Exercise goal>
Tell how many lines in these records contain the string "Необхідна", with only the number as the reply.
* begin Recorded information *
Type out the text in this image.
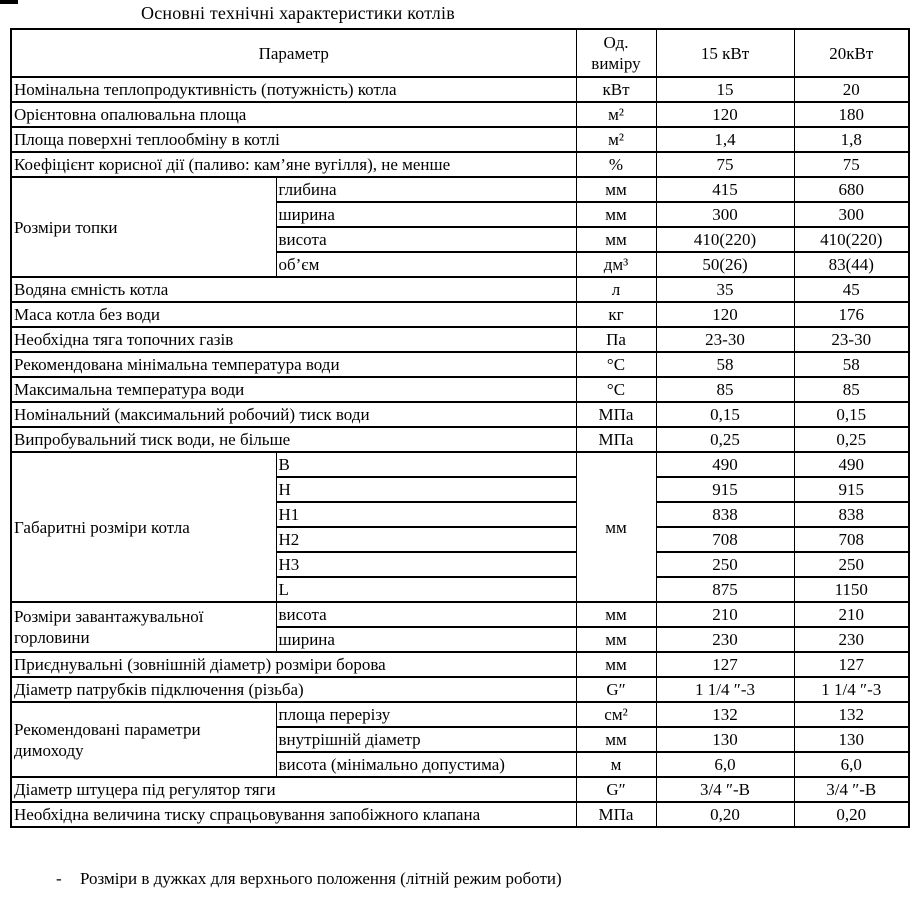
Основні технічні характеристики котлів
Параметр		Од. виміру	15 кВт	20кВт
Номінальна теплопродуктивність (потужність) котла		кВт	15	20
Орієнтовна опалювальна площа		м²	120	180
Площа поверхні теплообміну в котлі		м²	1,4	1,8
Коефіцієнт корисної дії (паливо: кам’яне вугілля), не менше		%	75	75
Розміри топки	глибина	мм	415	680
	ширина	мм	300	300
	висота	мм	410(220)	410(220)
	об’єм	дм³	50(26)	83(44)
Водяна ємність котла		л	35	45
Маса котла без води		кг	120	176
Необхідна тяга топочних газів		Па	23-30	23-30
Рекомендована мінімальна температура води		°С	58	58
Максимальна температура води		°С	85	85
Номінальний (максимальний робочий) тиск води		МПа	0,15	0,15
Випробувальний тиск води, не більше		МПа	0,25	0,25
Габаритні розміри котла	В	мм	490	490
	Н		915	915
	Н1		838	838
	Н2		708	708
	Н3		250	250
	L		875	1150
Розміри завантажувальної горловини	висота	мм	210	210
	ширина	мм	230	230
Приєднувальні (зовнішній діаметр) розміри борова		мм	127	127
Діаметр патрубків підключення (різьба)		G″	1 1/4 ″-3	1 1/4 ″-3
Рекомендовані параметри димоходу	площа перерізу	см²	132	132
	внутрішній діаметр	мм	130	130
	висота (мінімально допустима)	м	6,0	6,0
Діаметр штуцера під регулятор тяги		G″	3/4 ″-В	3/4 ″-В
Необхідна величина тиску спрацьовування запобіжного клапана		МПа	0,20	0,20
-	Розміри в дужках для верхнього положення (літній режим роботи)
* end Recorded information *
The result>
2